*Directive*
How many lines of the records hold the string "välja"? Reply with the number alone.

BEGIN

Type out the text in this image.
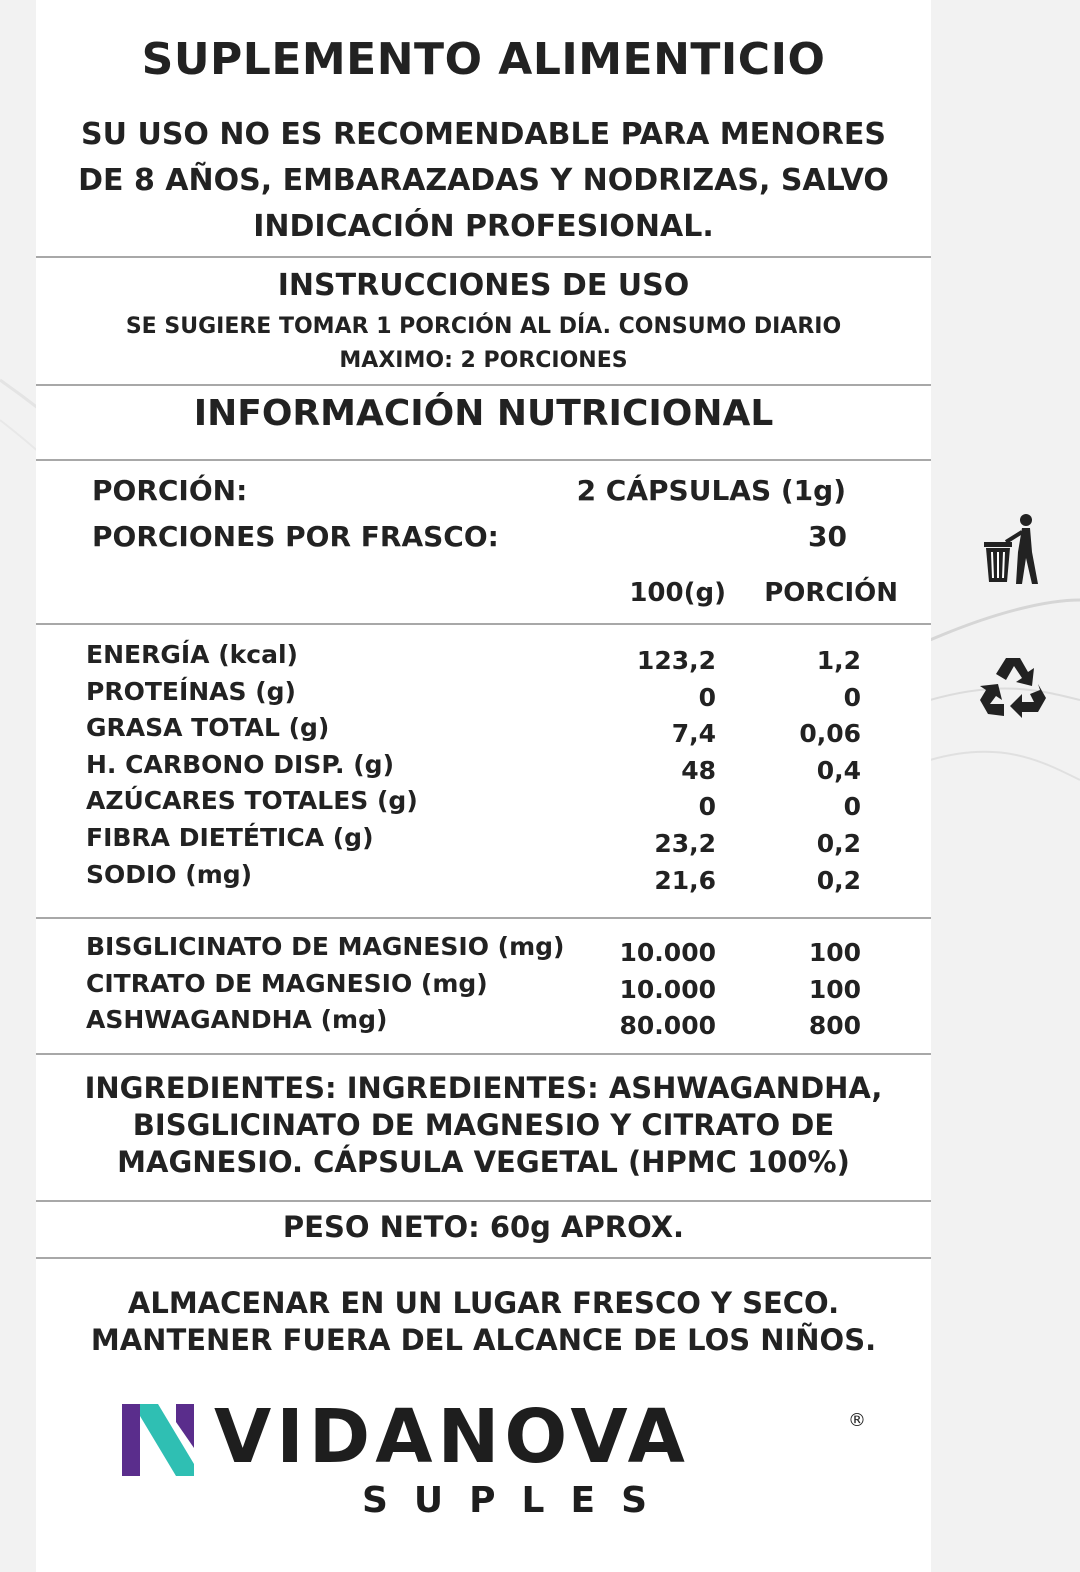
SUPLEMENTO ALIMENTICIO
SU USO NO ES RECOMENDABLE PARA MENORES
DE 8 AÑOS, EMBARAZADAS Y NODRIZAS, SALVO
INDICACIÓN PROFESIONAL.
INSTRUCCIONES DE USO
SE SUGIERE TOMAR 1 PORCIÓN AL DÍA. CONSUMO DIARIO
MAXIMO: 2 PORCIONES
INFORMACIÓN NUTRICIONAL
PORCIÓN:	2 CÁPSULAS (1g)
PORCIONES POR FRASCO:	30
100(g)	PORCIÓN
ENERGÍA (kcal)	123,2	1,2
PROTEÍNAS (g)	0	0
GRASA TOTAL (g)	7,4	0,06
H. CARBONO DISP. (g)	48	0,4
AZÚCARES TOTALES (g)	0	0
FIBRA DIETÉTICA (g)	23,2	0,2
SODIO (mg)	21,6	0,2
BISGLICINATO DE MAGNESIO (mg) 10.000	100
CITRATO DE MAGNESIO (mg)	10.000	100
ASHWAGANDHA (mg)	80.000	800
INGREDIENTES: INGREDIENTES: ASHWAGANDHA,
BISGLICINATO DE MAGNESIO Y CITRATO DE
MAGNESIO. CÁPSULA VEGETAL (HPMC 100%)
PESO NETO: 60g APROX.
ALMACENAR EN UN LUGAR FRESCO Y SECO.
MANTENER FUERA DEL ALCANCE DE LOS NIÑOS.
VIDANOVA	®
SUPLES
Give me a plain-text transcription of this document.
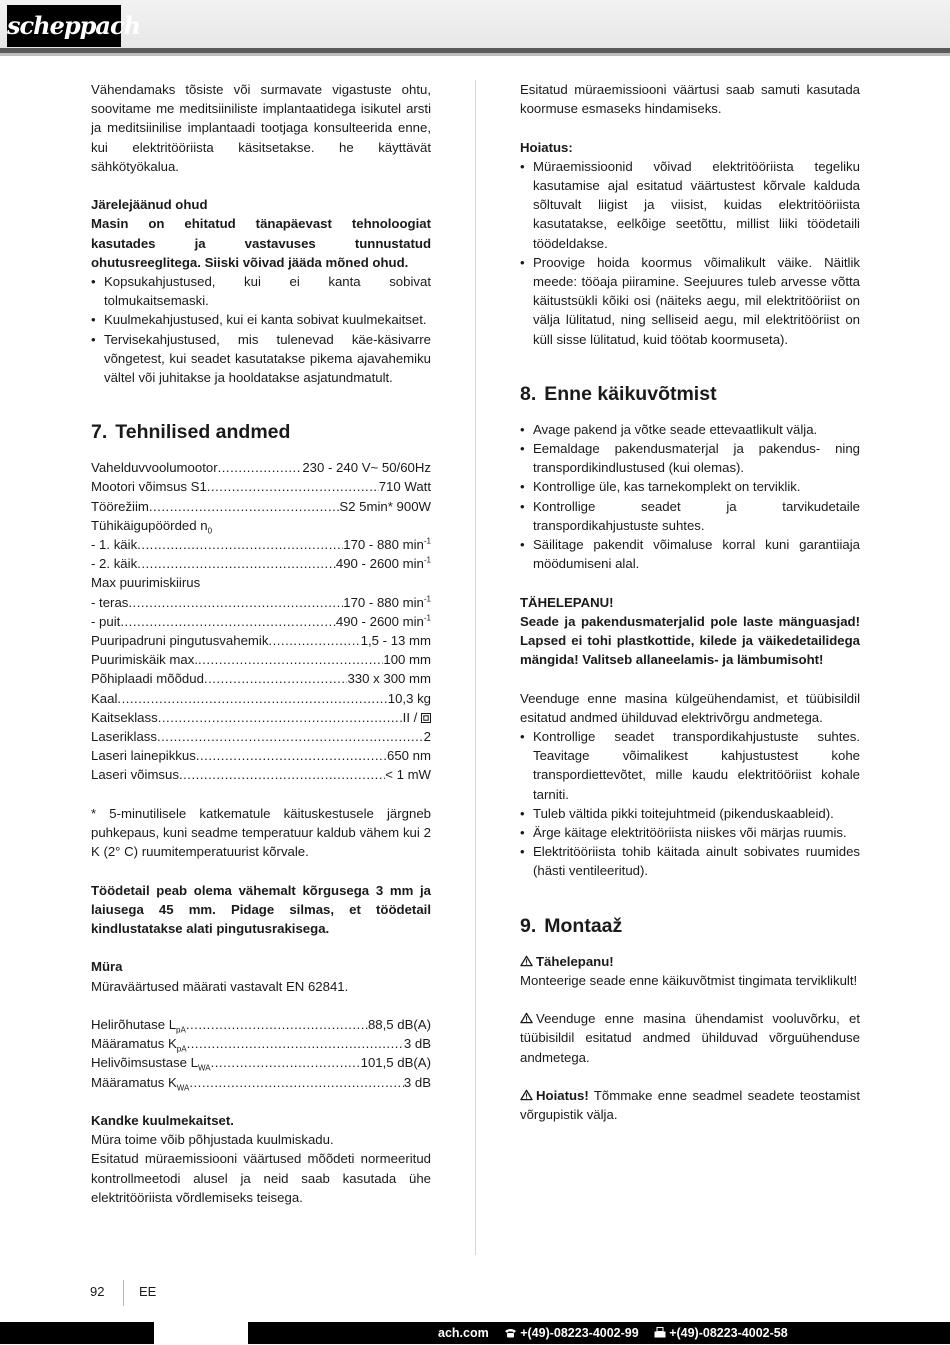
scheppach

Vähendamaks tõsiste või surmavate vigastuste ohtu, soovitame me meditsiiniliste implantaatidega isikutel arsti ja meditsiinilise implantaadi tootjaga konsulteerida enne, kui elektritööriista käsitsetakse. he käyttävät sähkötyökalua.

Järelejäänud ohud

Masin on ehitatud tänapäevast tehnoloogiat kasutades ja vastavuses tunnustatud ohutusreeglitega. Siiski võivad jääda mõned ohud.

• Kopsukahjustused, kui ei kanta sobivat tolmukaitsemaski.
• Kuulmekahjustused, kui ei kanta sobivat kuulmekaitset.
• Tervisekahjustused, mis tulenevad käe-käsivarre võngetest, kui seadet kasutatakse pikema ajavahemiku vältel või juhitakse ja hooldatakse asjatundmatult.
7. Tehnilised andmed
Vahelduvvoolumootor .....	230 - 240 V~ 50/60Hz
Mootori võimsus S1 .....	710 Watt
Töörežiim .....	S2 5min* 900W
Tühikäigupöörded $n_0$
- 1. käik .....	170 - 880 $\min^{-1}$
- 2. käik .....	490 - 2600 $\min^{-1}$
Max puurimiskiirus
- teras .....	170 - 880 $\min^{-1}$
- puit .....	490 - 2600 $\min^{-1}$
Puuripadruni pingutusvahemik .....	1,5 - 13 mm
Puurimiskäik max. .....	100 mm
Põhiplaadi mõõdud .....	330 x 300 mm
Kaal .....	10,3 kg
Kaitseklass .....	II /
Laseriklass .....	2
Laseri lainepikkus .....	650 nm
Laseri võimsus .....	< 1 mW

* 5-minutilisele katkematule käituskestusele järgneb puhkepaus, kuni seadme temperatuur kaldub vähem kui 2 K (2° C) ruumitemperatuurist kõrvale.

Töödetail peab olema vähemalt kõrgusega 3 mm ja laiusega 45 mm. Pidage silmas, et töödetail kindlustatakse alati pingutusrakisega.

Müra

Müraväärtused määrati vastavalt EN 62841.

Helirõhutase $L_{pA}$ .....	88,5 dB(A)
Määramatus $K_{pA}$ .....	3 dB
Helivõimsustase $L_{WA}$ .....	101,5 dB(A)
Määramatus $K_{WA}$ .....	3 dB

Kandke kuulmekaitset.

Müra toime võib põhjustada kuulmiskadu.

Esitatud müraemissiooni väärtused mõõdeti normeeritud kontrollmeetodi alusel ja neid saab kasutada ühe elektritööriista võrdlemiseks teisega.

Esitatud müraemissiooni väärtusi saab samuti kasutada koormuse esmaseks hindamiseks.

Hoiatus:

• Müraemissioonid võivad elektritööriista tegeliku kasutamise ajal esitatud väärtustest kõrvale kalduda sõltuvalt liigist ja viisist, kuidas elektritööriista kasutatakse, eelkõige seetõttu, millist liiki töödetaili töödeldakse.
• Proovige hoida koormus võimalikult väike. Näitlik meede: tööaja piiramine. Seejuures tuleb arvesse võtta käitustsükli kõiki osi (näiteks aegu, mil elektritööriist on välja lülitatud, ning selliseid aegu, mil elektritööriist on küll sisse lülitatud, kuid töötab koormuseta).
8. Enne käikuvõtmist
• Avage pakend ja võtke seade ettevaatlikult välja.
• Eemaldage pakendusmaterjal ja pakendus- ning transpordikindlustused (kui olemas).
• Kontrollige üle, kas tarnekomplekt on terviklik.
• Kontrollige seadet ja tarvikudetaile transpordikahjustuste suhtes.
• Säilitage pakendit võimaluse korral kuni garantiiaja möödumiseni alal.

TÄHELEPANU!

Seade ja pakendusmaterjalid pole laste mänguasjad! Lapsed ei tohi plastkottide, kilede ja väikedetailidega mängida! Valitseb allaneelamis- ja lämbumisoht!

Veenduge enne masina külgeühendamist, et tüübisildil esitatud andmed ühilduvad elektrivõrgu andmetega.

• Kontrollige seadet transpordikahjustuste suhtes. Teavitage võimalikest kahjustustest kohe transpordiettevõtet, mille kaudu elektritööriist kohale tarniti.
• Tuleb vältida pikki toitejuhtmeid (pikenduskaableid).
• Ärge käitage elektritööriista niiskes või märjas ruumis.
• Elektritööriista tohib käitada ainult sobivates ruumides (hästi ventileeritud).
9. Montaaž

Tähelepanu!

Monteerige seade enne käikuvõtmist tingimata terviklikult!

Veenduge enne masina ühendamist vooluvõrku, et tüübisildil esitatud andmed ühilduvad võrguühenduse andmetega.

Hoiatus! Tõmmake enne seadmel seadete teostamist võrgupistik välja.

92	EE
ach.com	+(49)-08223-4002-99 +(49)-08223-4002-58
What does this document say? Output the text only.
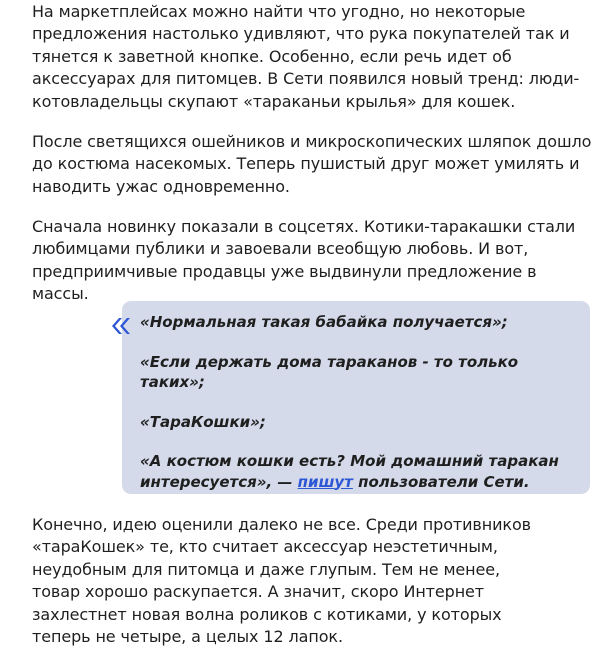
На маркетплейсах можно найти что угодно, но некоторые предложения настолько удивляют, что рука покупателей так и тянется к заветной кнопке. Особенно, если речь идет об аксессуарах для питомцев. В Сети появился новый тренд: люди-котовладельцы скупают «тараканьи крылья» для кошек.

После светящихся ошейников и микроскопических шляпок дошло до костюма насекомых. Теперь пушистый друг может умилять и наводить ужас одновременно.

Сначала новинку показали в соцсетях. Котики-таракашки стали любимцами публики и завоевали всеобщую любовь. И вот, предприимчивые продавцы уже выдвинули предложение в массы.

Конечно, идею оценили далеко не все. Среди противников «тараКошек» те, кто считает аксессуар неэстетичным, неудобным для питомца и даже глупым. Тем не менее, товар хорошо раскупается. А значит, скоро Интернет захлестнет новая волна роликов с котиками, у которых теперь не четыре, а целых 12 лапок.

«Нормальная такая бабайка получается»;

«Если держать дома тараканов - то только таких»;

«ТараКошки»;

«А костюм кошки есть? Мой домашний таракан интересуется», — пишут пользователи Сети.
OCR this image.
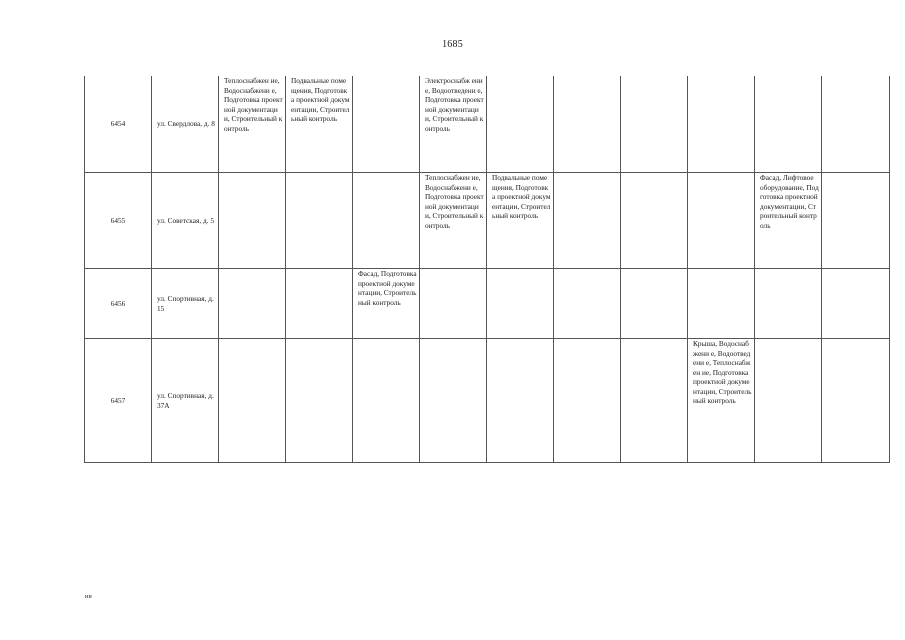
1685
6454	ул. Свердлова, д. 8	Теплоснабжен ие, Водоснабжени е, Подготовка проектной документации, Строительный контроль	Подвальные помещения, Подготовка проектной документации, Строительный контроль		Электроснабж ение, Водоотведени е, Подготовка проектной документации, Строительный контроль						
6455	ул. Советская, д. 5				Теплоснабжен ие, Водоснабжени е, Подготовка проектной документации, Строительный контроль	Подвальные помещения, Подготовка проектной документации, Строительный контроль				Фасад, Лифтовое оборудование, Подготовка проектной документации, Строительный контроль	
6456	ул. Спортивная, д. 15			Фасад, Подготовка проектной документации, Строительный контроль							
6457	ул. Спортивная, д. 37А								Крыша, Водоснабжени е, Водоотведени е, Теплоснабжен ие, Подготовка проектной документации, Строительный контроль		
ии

END

*Output of the task*
3